### Exercise
Count how many lines below include the string "name", and give that number without anything else.

[Dataset rows]
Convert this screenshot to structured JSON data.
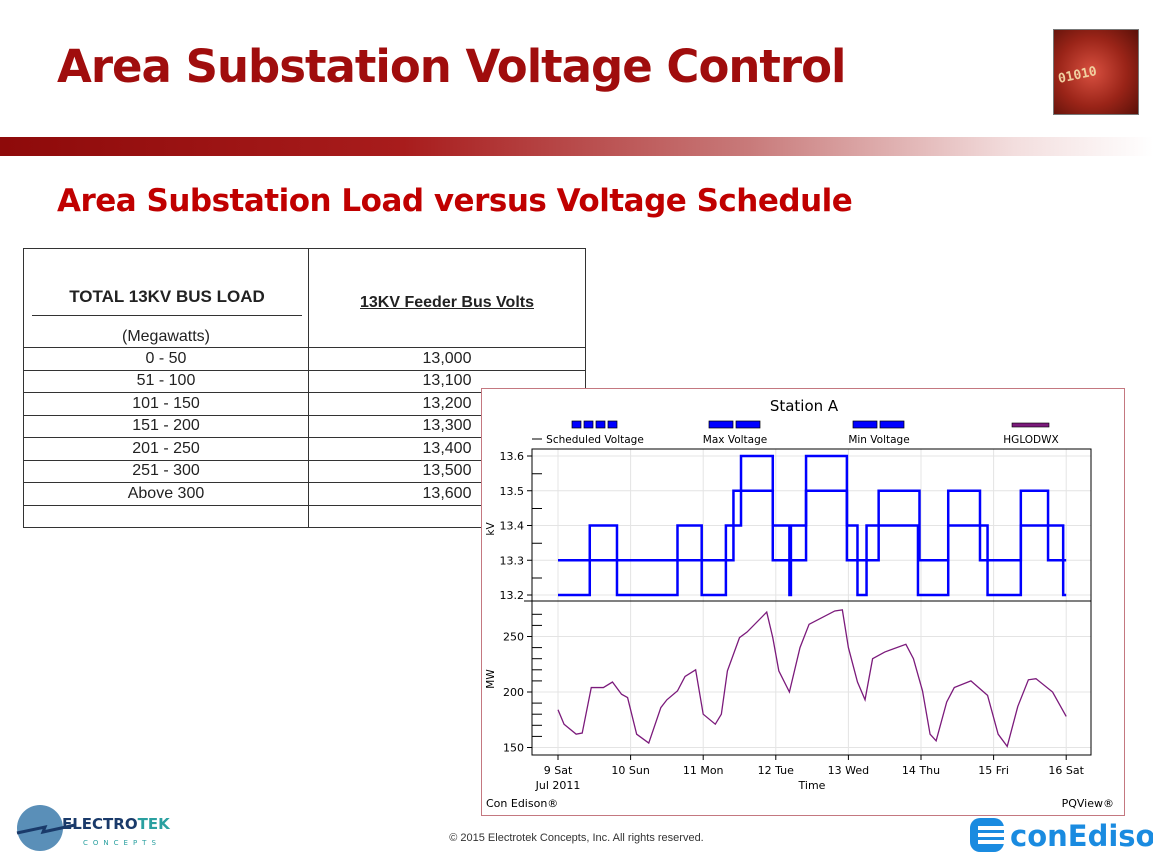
{
  "title": "Area Substation Voltage Control",
  "subtitle": "Area Substation Load versus Voltage Schedule",
  "table": {
    "col1_header": "TOTAL 13KV BUS LOAD",
    "col1_subheader": "(Megawatts)",
    "col2_header": "13KV Feeder Bus Volts",
    "rows": [
      [
        "0  -  50",
        "13,000"
      ],
      [
        "51 - 100",
        "13,100"
      ],
      [
        "101 - 150",
        "13,200"
      ],
      [
        "151 - 200",
        "13,300"
      ],
      [
        "201 - 250",
        "13,400"
      ],
      [
        "251 - 300",
        "13,500"
      ],
      [
        "Above 300",
        "13,600"
      ],
      [
        "",
        ""
      ]
    ]
  },
  "chart_data": {
    "type": "line",
    "title": "Station A",
    "xlabel": "Time",
    "x_sublabel": "Jul 2011",
    "x_ticks": [
      "9 Sat",
      "10 Sun",
      "11 Mon",
      "12 Tue",
      "13 Wed",
      "14 Thu",
      "15 Fri",
      "16 Sat"
    ],
    "xlim": [
      "2011-07-09 00:00",
      "2011-07-16 00:00"
    ],
    "grid": true,
    "legend_position": "top",
    "legend": [
      "Scheduled Voltage",
      "Max Voltage",
      "Min Voltage",
      "HGLODWX"
    ],
    "colors": {
      "voltage": "#0000ff",
      "load": "#7b1a7b"
    },
    "footer_left": "Con Edison®",
    "footer_right": "PQView®",
    "panels": [
      {
        "ylabel": "kV",
        "ylim": [
          13.2,
          13.6
        ],
        "y_ticks": [
          "13.2",
          "13.3",
          "13.4",
          "13.5",
          "13.6"
        ],
        "step": true,
        "series": [
          {
            "name": "Max Voltage",
            "points": [
              [
                "2011-07-09 00:00",
                13.3
              ],
              [
                "2011-07-11 10:00",
                13.5
              ],
              [
                "2011-07-11 23:00",
                13.3
              ],
              [
                "2011-07-12 10:00",
                13.5
              ],
              [
                "2011-07-12 23:30",
                13.3
              ],
              [
                "2011-07-13 10:00",
                13.5
              ],
              [
                "2011-07-13 23:30",
                13.3
              ],
              [
                "2011-07-14 09:00",
                13.5
              ],
              [
                "2011-07-14 19:30",
                13.3
              ],
              [
                "2011-07-15 09:00",
                13.5
              ],
              [
                "2011-07-15 18:00",
                13.3
              ],
              [
                "2011-07-16 00:00",
                13.3
              ]
            ]
          },
          {
            "name": "Min Voltage",
            "points": [
              [
                "2011-07-09 00:00",
                13.2
              ],
              [
                "2011-07-09 10:30",
                13.4
              ],
              [
                "2011-07-09 19:30",
                13.2
              ],
              [
                "2011-07-10 15:30",
                13.4
              ],
              [
                "2011-07-10 23:30",
                13.2
              ],
              [
                "2011-07-11 07:30",
                13.4
              ],
              [
                "2011-07-11 12:30",
                13.6
              ],
              [
                "2011-07-11 23:00",
                13.4
              ],
              [
                "2011-07-12 04:30",
                13.2
              ],
              [
                "2011-07-12 05:00",
                13.4
              ],
              [
                "2011-07-12 10:00",
                13.6
              ],
              [
                "2011-07-12 23:30",
                13.4
              ],
              [
                "2011-07-13 03:00",
                13.2
              ],
              [
                "2011-07-13 06:00",
                13.4
              ],
              [
                "2011-07-13 23:00",
                13.2
              ],
              [
                "2011-07-14 09:00",
                13.4
              ],
              [
                "2011-07-14 22:00",
                13.2
              ],
              [
                "2011-07-15 09:00",
                13.4
              ],
              [
                "2011-07-15 23:00",
                13.2
              ],
              [
                "2011-07-16 00:00",
                13.2
              ]
            ]
          }
        ]
      },
      {
        "ylabel": "MW",
        "ylim": [
          145,
          280
        ],
        "y_ticks": [
          "150",
          "200",
          "250"
        ],
        "series": [
          {
            "name": "HGLODWX",
            "points": [
              [
                "2011-07-09 00:00",
                184
              ],
              [
                "2011-07-09 02:00",
                171
              ],
              [
                "2011-07-09 06:00",
                162
              ],
              [
                "2011-07-09 08:00",
                163
              ],
              [
                "2011-07-09 11:00",
                204
              ],
              [
                "2011-07-09 15:00",
                204
              ],
              [
                "2011-07-09 18:00",
                209
              ],
              [
                "2011-07-09 21:00",
                198
              ],
              [
                "2011-07-09 23:00",
                195
              ],
              [
                "2011-07-10 02:00",
                162
              ],
              [
                "2011-07-10 06:00",
                154
              ],
              [
                "2011-07-10 10:00",
                186
              ],
              [
                "2011-07-10 12:00",
                193
              ],
              [
                "2011-07-10 15:30",
                201
              ],
              [
                "2011-07-10 18:00",
                214
              ],
              [
                "2011-07-10 21:30",
                220
              ],
              [
                "2011-07-11 00:00",
                180
              ],
              [
                "2011-07-11 04:00",
                171
              ],
              [
                "2011-07-11 06:00",
                180
              ],
              [
                "2011-07-11 08:00",
                219
              ],
              [
                "2011-07-11 12:00",
                249
              ],
              [
                "2011-07-11 14:30",
                254
              ],
              [
                "2011-07-11 21:00",
                272
              ],
              [
                "2011-07-11 23:00",
                249
              ],
              [
                "2011-07-12 01:00",
                219
              ],
              [
                "2011-07-12 04:30",
                200
              ],
              [
                "2011-07-12 08:00",
                240
              ],
              [
                "2011-07-12 11:00",
                261
              ],
              [
                "2011-07-12 19:30",
                273
              ],
              [
                "2011-07-12 22:00",
                274
              ],
              [
                "2011-07-13 00:00",
                240
              ],
              [
                "2011-07-13 03:00",
                209
              ],
              [
                "2011-07-13 05:30",
                193
              ],
              [
                "2011-07-13 08:00",
                230
              ],
              [
                "2011-07-13 12:00",
                236
              ],
              [
                "2011-07-13 19:00",
                243
              ],
              [
                "2011-07-13 21:30",
                230
              ],
              [
                "2011-07-14 00:30",
                201
              ],
              [
                "2011-07-14 03:00",
                162
              ],
              [
                "2011-07-14 05:00",
                156
              ],
              [
                "2011-07-14 08:30",
                191
              ],
              [
                "2011-07-14 11:00",
                204
              ],
              [
                "2011-07-14 16:30",
                210
              ],
              [
                "2011-07-14 22:00",
                197
              ],
              [
                "2011-07-15 01:30",
                162
              ],
              [
                "2011-07-15 04:30",
                151
              ],
              [
                "2011-07-15 08:00",
                187
              ],
              [
                "2011-07-15 11:30",
                211
              ],
              [
                "2011-07-15 14:00",
                212
              ],
              [
                "2011-07-15 19:30",
                200
              ],
              [
                "2011-07-16 00:00",
                178
              ]
            ]
          }
        ]
      }
    ]
  },
  "footer": {
    "copyright": "© 2015 Electrotek Concepts,  Inc. All rights reserved.",
    "logo_left": "ELECTROTEK CONCEPTS",
    "logo_right": "conEdison"
  }
}
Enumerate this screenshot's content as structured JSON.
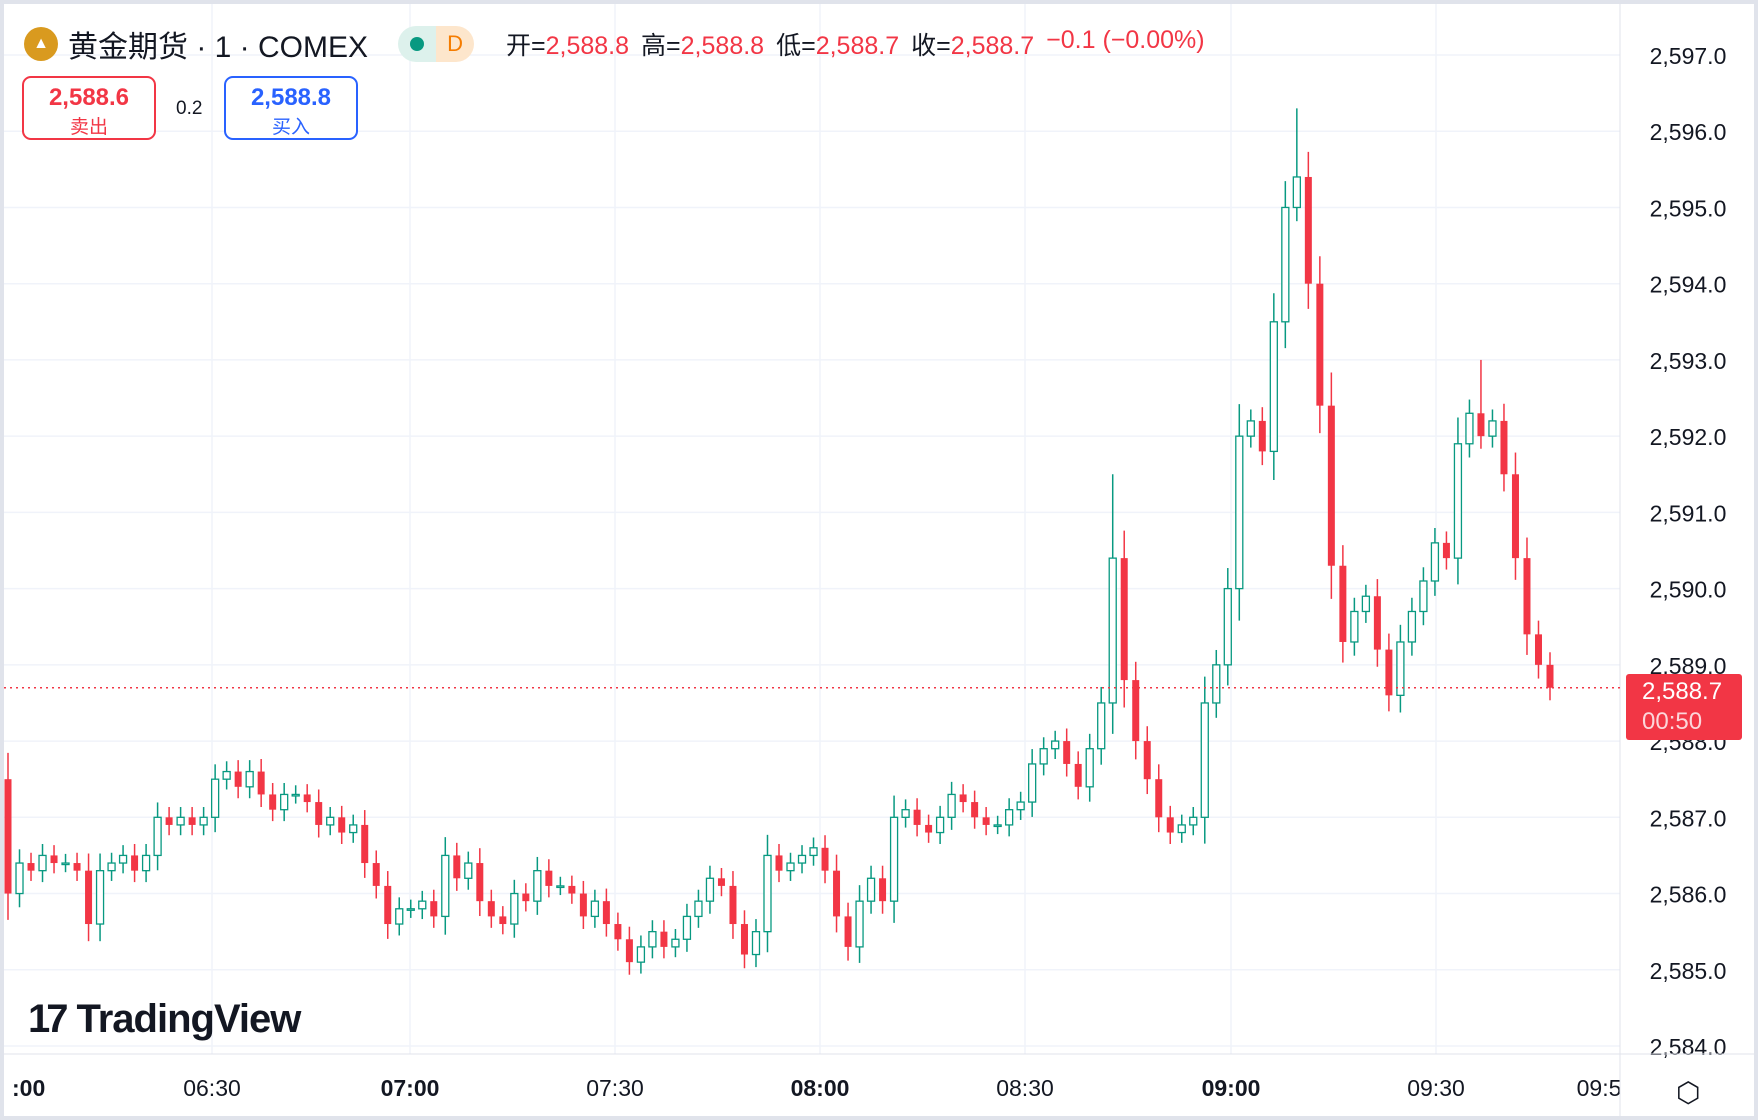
{
  "header": {
    "title": "黄金期货 · 1 · COMEX",
    "logo_icon": "gold-bars-icon",
    "status_dot_color": "#089981",
    "interval_badge": "D",
    "ohlc": [
      {
        "label": "开=",
        "value": "2,588.8"
      },
      {
        "label": "高=",
        "value": "2,588.8"
      },
      {
        "label": "低=",
        "value": "2,588.7"
      },
      {
        "label": "收=",
        "value": "2,588.7"
      }
    ],
    "change": "−0.1 (−0.00%)"
  },
  "trade": {
    "sell_price": "2,588.6",
    "sell_label": "卖出",
    "spread": "0.2",
    "buy_price": "2,588.8",
    "buy_label": "买入"
  },
  "last_price": {
    "value": "2,588.7",
    "countdown": "00:50"
  },
  "branding": "TradingView",
  "colors": {
    "up": "#089981",
    "down": "#f23645",
    "buy": "#2962ff"
  },
  "chart_data": {
    "type": "candlestick",
    "price_ticks": [
      "2,597.0",
      "2,596.0",
      "2,595.0",
      "2,594.0",
      "2,593.0",
      "2,592.0",
      "2,591.0",
      "2,590.0",
      "2,589.0",
      "2,588.0",
      "2,587.0",
      "2,586.0",
      "2,585.0",
      "2,584.0"
    ],
    "ylim": [
      2584.0,
      2597.0
    ],
    "time_ticks": [
      {
        "label": ":00",
        "bold": true
      },
      {
        "label": "06:30",
        "bold": false
      },
      {
        "label": "07:00",
        "bold": true
      },
      {
        "label": "07:30",
        "bold": false
      },
      {
        "label": "08:00",
        "bold": true
      },
      {
        "label": "08:30",
        "bold": false
      },
      {
        "label": "09:00",
        "bold": true
      },
      {
        "label": "09:30",
        "bold": false
      },
      {
        "label": "09:5",
        "bold": false
      }
    ],
    "first_open": 2587.5,
    "closes": [
      2586.0,
      2586.4,
      2586.3,
      2586.5,
      2586.4,
      2586.4,
      2586.3,
      2585.6,
      2586.3,
      2586.4,
      2586.5,
      2586.3,
      2586.5,
      2587.0,
      2586.9,
      2587.0,
      2586.9,
      2587.0,
      2587.5,
      2587.6,
      2587.4,
      2587.6,
      2587.3,
      2587.1,
      2587.3,
      2587.3,
      2587.2,
      2586.9,
      2587.0,
      2586.8,
      2586.9,
      2586.4,
      2586.1,
      2585.6,
      2585.8,
      2585.8,
      2585.9,
      2585.7,
      2586.5,
      2586.2,
      2586.4,
      2585.9,
      2585.7,
      2585.6,
      2586.0,
      2585.9,
      2586.3,
      2586.1,
      2586.1,
      2586.0,
      2585.7,
      2585.9,
      2585.6,
      2585.4,
      2585.1,
      2585.3,
      2585.5,
      2585.3,
      2585.4,
      2585.7,
      2585.9,
      2586.2,
      2586.1,
      2585.6,
      2585.2,
      2585.5,
      2586.5,
      2586.3,
      2586.4,
      2586.5,
      2586.6,
      2586.3,
      2585.7,
      2585.3,
      2585.9,
      2586.2,
      2585.9,
      2587.0,
      2587.1,
      2586.9,
      2586.8,
      2587.0,
      2587.3,
      2587.2,
      2587.0,
      2586.9,
      2586.9,
      2587.1,
      2587.2,
      2587.7,
      2587.9,
      2588.0,
      2587.7,
      2587.4,
      2587.9,
      2588.5,
      2590.4,
      2588.8,
      2588.0,
      2587.5,
      2587.0,
      2586.8,
      2586.9,
      2587.0,
      2588.5,
      2589.0,
      2590.0,
      2592.0,
      2592.2,
      2591.8,
      2593.5,
      2595.0,
      2595.4,
      2594.0,
      2592.4,
      2590.3,
      2589.3,
      2589.7,
      2589.9,
      2589.2,
      2588.6,
      2589.3,
      2589.7,
      2590.1,
      2590.6,
      2590.4,
      2591.9,
      2592.3,
      2592.0,
      2592.2,
      2591.5,
      2590.4,
      2589.4,
      2589.0,
      2588.7
    ],
    "wick_highs": {
      "96": 2591.5,
      "112": 2596.3,
      "128": 2593.0
    },
    "last_price": 2588.7,
    "grid": true
  }
}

### Full output
3